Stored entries
--------

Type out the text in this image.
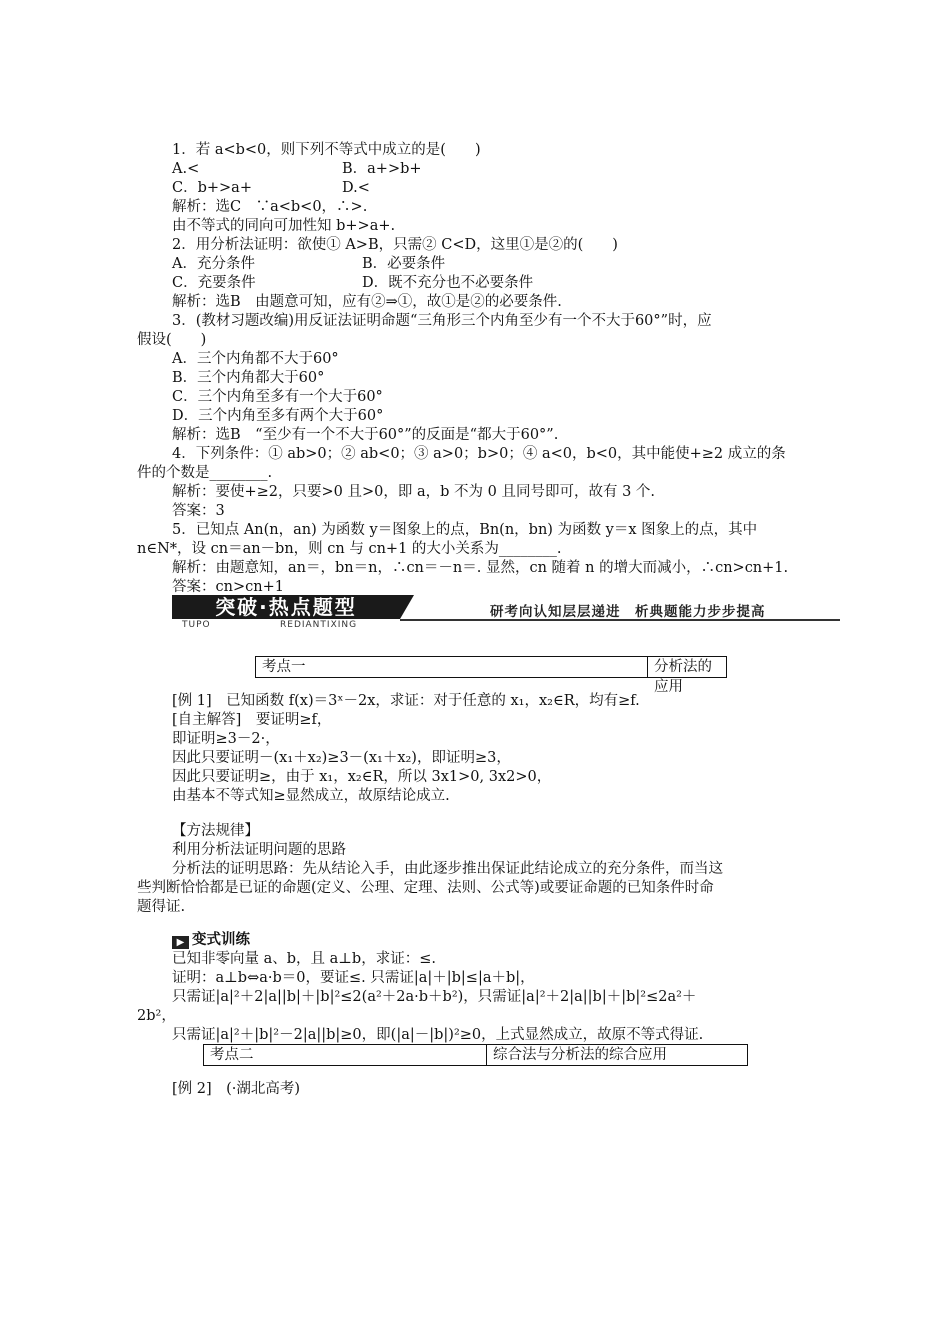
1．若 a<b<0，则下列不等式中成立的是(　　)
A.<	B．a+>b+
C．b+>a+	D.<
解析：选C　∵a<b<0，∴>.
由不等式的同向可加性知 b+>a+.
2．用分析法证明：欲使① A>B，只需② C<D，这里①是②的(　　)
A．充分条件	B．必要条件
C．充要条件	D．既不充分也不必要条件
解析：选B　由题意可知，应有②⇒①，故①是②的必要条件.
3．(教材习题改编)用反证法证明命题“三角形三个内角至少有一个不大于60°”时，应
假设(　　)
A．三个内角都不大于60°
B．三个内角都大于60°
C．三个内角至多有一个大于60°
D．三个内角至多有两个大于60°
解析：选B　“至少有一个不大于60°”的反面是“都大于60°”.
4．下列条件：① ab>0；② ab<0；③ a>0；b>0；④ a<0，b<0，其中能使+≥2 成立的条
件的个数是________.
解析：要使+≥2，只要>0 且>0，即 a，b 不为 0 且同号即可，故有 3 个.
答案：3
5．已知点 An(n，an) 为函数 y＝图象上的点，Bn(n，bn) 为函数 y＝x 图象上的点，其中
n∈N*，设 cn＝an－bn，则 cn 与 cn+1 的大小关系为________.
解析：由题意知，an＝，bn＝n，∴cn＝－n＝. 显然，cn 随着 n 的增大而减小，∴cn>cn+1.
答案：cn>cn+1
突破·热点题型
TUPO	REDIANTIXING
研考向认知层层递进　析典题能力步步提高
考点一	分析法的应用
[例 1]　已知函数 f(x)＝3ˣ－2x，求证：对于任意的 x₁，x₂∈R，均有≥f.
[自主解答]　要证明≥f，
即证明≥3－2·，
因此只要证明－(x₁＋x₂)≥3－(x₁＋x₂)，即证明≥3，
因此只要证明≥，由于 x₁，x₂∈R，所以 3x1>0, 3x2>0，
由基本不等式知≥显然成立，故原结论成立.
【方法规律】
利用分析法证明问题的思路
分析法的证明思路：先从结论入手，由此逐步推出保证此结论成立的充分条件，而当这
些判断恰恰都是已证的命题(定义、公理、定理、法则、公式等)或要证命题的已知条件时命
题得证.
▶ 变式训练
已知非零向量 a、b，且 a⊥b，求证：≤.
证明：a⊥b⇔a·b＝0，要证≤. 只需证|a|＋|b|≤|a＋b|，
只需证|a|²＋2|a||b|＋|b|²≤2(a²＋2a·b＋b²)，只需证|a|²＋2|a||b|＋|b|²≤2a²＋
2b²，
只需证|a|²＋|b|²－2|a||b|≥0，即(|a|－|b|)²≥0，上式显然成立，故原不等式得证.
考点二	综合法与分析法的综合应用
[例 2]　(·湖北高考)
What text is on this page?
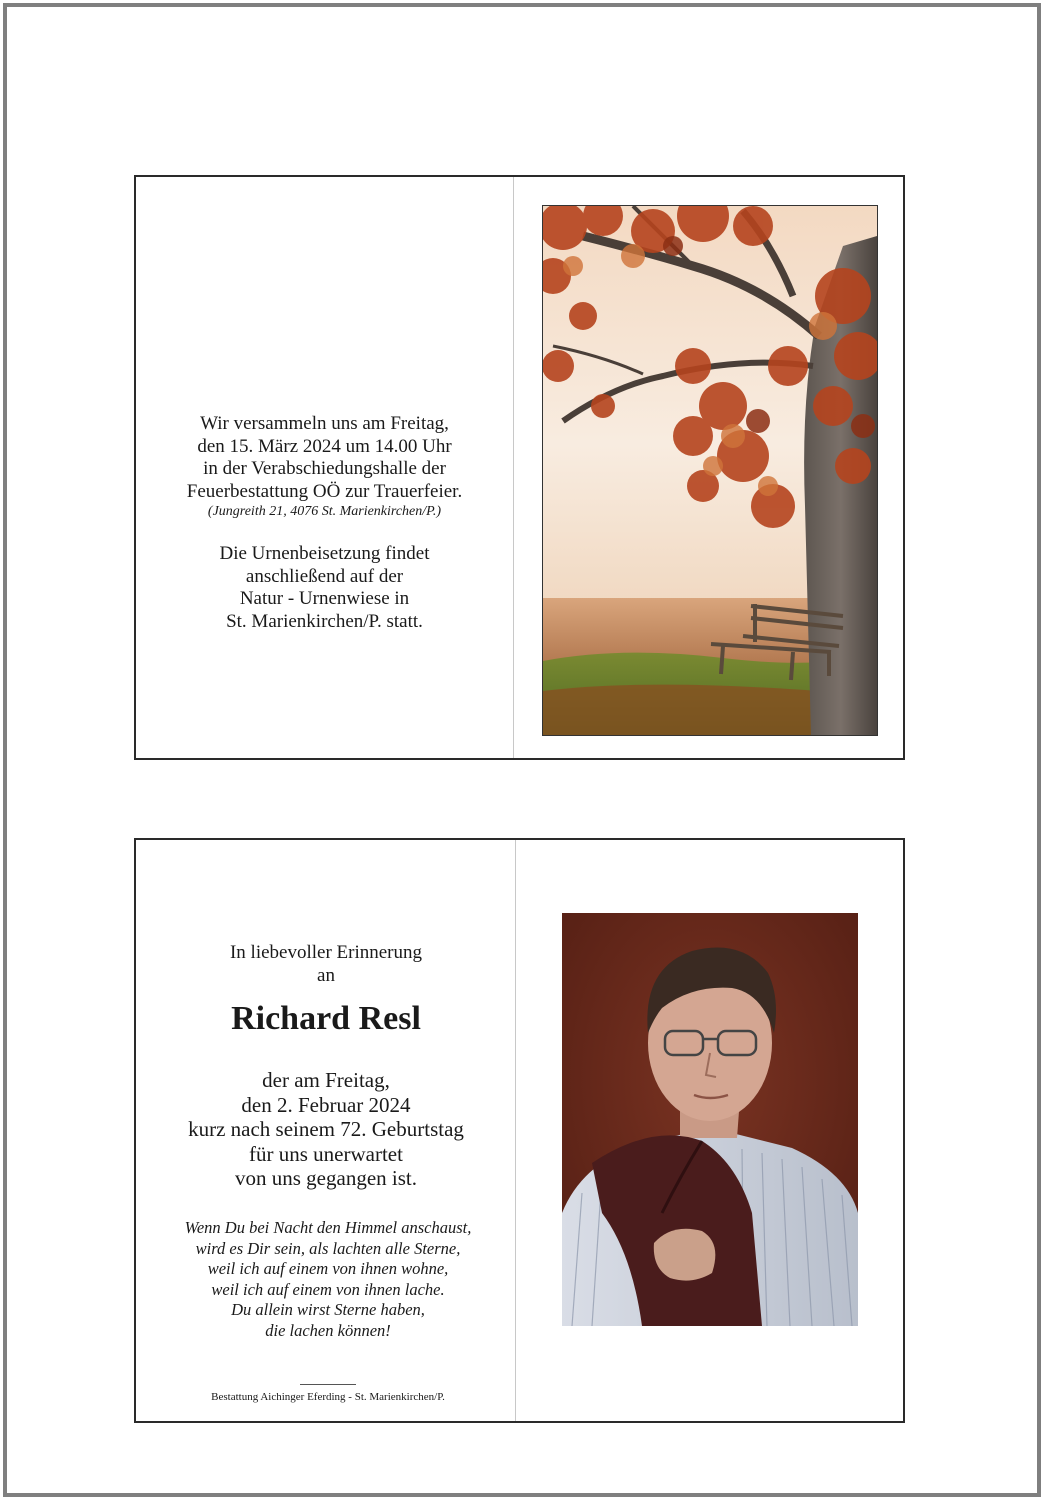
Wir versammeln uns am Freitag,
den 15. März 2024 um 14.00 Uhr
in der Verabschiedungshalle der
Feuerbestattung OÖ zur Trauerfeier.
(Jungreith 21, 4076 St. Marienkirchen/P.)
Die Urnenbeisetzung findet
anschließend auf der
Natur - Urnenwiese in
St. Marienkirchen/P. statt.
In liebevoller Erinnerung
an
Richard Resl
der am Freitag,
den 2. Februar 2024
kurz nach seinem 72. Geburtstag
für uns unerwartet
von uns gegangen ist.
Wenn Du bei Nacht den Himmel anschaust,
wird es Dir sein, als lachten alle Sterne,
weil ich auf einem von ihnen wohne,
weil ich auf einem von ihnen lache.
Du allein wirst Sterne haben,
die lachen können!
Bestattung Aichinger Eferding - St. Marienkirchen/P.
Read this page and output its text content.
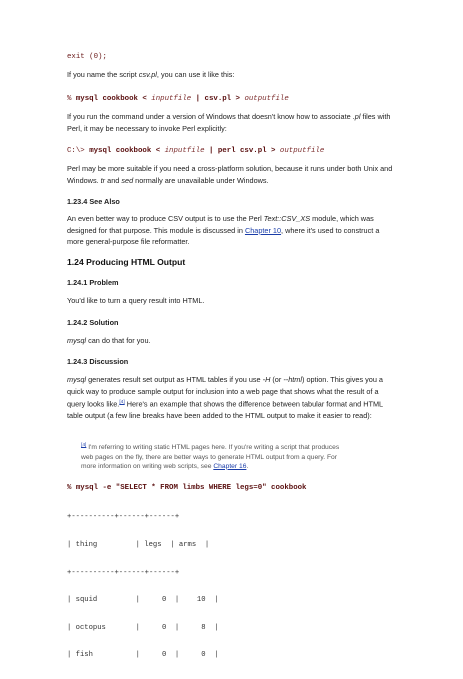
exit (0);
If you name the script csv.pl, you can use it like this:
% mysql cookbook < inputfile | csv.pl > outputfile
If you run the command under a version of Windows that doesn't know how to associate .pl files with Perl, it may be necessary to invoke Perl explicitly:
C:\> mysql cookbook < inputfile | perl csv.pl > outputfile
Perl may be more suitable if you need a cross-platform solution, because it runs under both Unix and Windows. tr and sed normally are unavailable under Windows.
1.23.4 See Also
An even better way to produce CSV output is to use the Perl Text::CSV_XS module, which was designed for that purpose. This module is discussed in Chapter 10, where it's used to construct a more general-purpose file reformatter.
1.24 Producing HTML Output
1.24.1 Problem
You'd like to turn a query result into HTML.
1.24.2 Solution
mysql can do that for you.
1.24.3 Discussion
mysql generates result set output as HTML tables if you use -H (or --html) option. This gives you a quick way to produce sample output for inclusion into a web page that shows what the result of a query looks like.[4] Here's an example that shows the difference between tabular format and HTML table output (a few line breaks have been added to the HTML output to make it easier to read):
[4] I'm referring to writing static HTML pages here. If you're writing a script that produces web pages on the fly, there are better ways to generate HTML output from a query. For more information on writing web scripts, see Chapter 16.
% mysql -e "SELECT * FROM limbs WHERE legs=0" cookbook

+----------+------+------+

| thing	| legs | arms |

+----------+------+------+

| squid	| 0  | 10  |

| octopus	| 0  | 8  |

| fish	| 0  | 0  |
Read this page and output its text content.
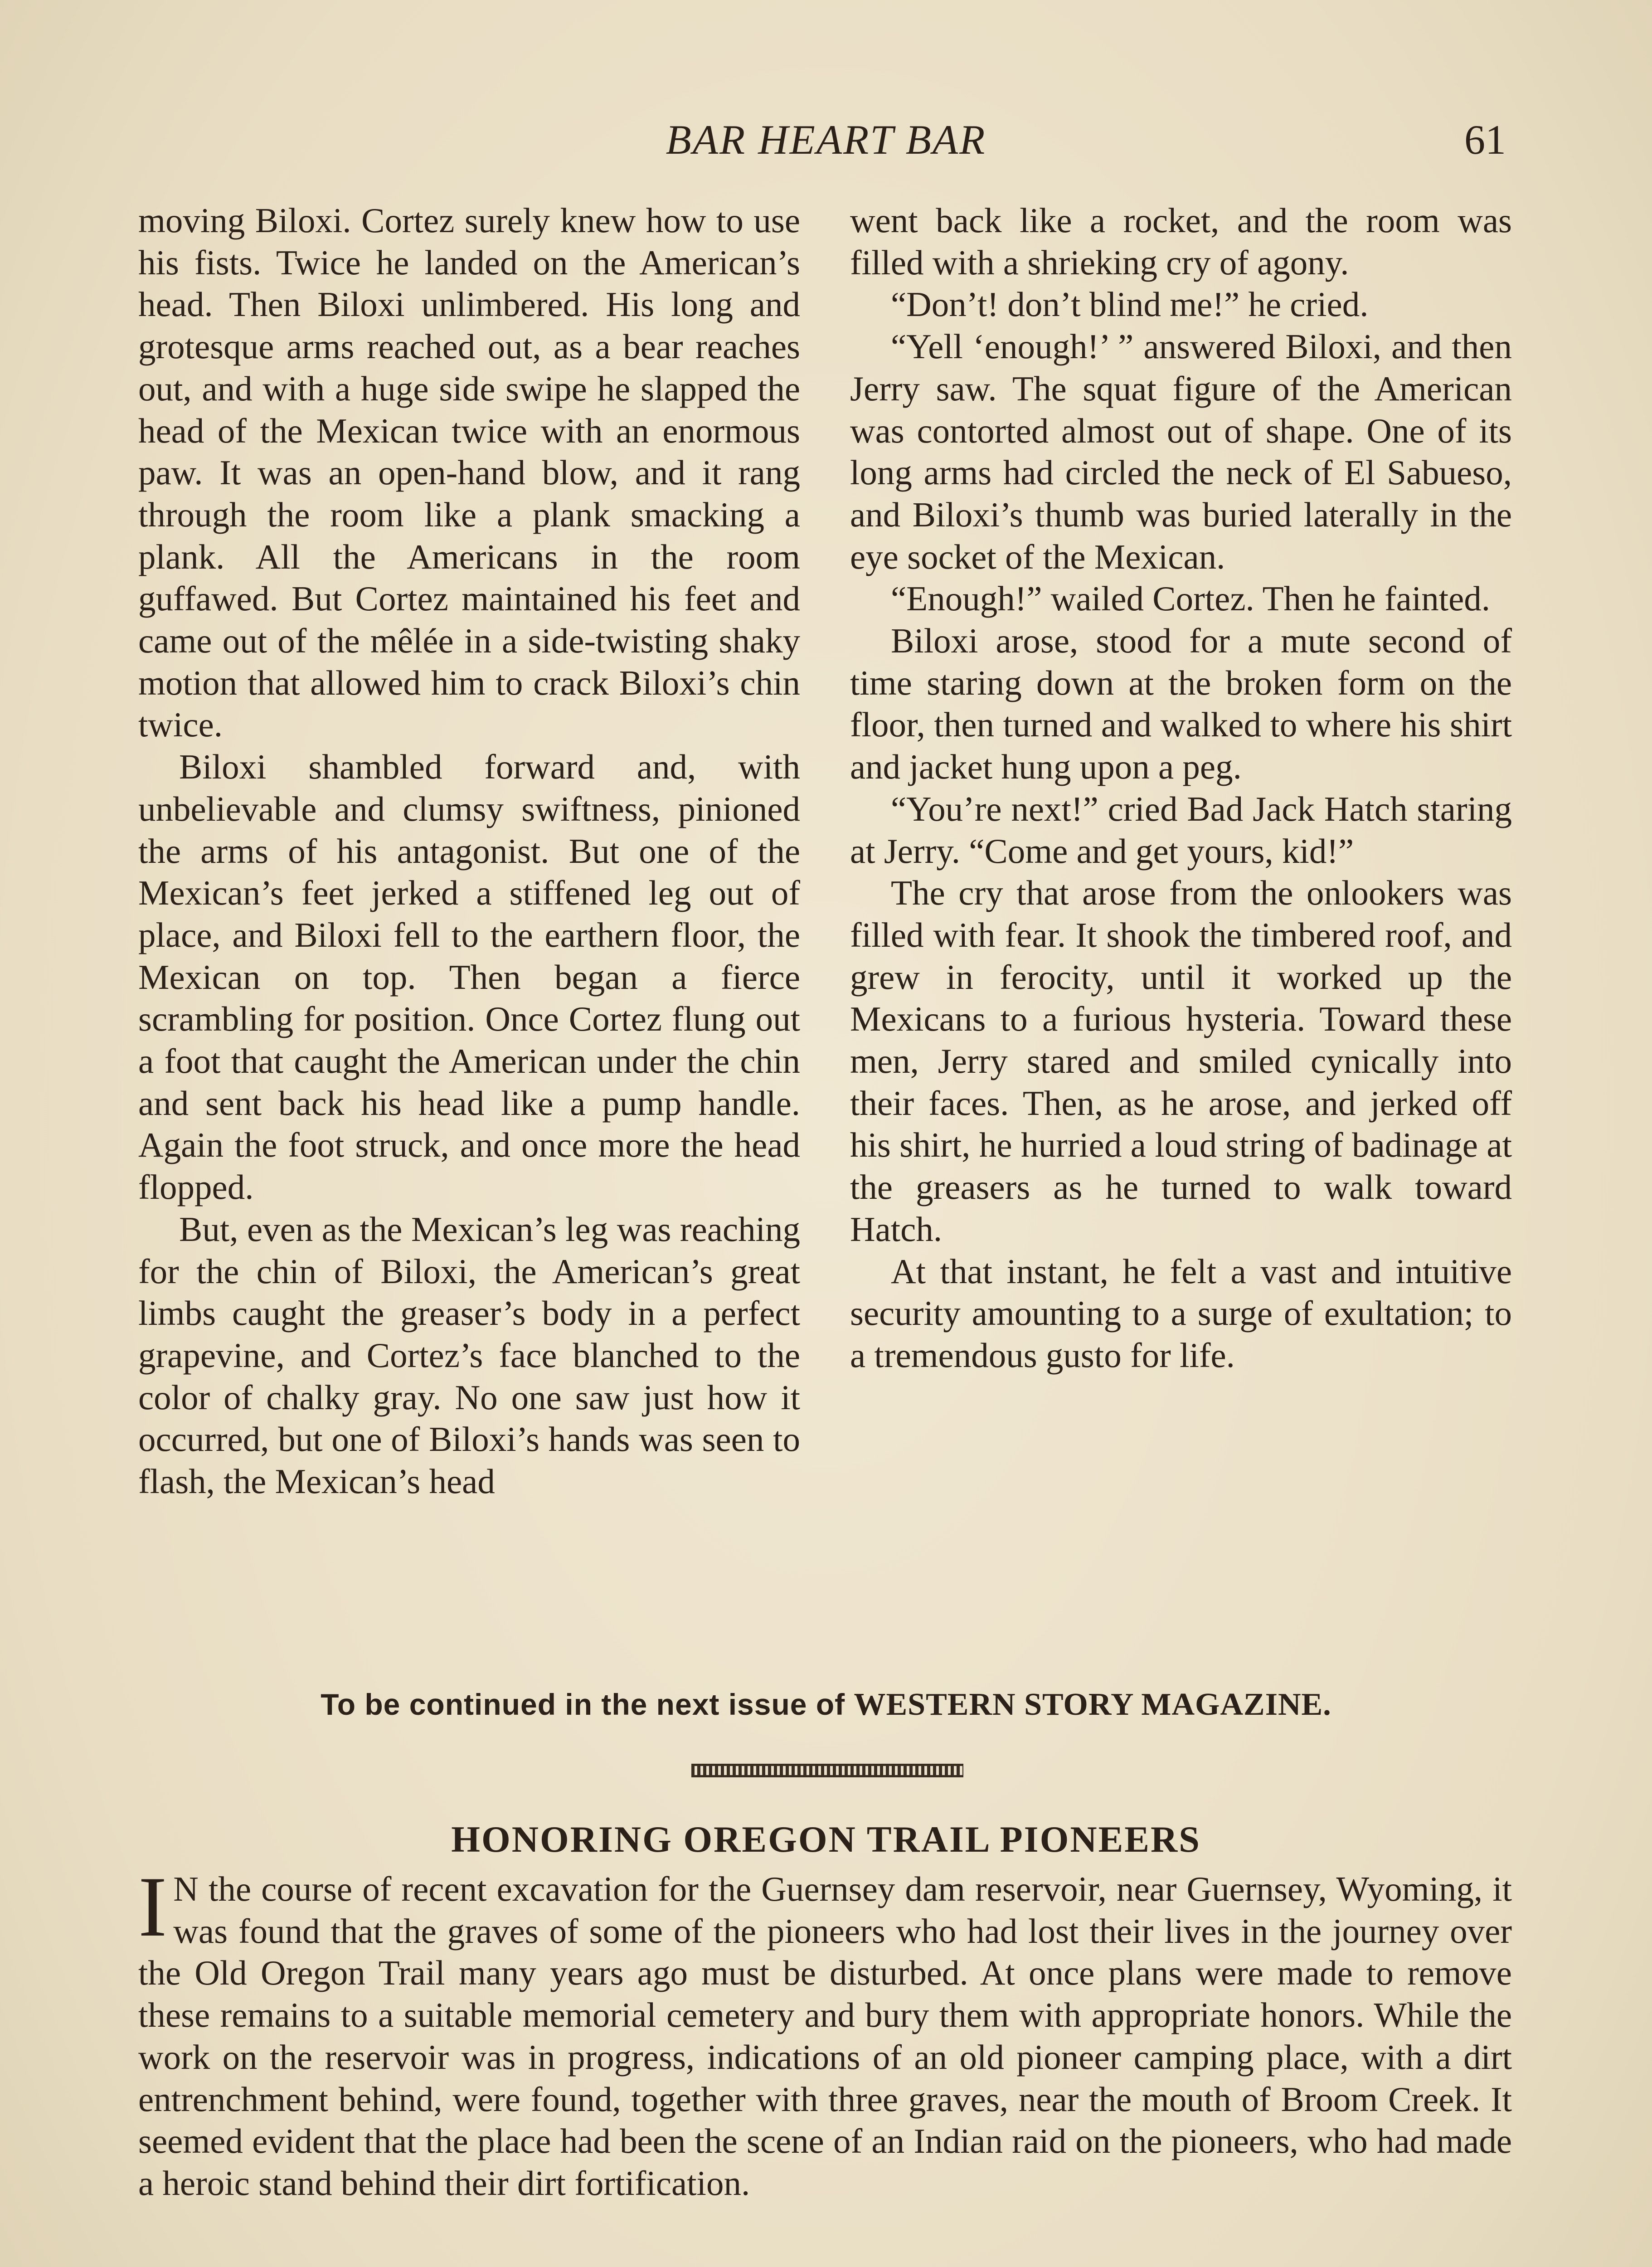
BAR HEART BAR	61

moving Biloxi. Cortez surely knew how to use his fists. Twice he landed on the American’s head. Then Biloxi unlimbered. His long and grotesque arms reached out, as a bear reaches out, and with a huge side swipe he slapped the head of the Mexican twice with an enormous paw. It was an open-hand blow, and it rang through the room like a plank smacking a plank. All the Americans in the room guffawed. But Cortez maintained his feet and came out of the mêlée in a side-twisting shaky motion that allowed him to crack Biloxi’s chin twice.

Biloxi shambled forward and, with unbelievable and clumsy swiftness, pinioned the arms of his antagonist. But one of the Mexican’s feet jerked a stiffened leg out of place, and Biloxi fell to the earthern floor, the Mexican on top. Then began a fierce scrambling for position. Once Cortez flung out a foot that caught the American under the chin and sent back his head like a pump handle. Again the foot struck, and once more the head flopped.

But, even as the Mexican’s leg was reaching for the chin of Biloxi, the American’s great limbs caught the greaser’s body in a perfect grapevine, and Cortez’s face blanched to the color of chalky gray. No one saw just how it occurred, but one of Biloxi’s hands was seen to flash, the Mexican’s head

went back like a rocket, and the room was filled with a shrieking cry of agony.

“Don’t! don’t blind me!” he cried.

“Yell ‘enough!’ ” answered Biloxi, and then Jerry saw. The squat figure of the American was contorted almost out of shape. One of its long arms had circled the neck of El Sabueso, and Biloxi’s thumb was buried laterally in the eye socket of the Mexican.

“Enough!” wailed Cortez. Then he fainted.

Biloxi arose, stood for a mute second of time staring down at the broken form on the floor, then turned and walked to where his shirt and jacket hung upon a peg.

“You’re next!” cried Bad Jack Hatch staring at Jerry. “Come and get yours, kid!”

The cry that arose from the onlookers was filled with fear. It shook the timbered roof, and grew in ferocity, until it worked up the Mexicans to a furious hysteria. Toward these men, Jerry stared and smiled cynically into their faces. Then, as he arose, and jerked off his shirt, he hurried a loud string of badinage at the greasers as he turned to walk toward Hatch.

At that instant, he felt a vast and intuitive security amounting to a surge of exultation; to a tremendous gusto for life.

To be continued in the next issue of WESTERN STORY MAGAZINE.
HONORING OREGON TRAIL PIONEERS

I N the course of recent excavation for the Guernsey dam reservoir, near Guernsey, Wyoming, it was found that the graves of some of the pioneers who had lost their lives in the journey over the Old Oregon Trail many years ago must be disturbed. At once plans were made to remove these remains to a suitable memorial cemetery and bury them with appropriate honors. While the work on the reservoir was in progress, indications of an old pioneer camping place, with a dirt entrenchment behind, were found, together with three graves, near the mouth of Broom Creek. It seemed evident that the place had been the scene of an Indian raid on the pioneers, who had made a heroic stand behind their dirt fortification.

--------

§ **Task description**: Show every line from the entries above in which the word "ihnen" appears.

§ **Written answer**:
weil ich auf einem von ihnen wohne,
weil ich auf einem von ihnen lache.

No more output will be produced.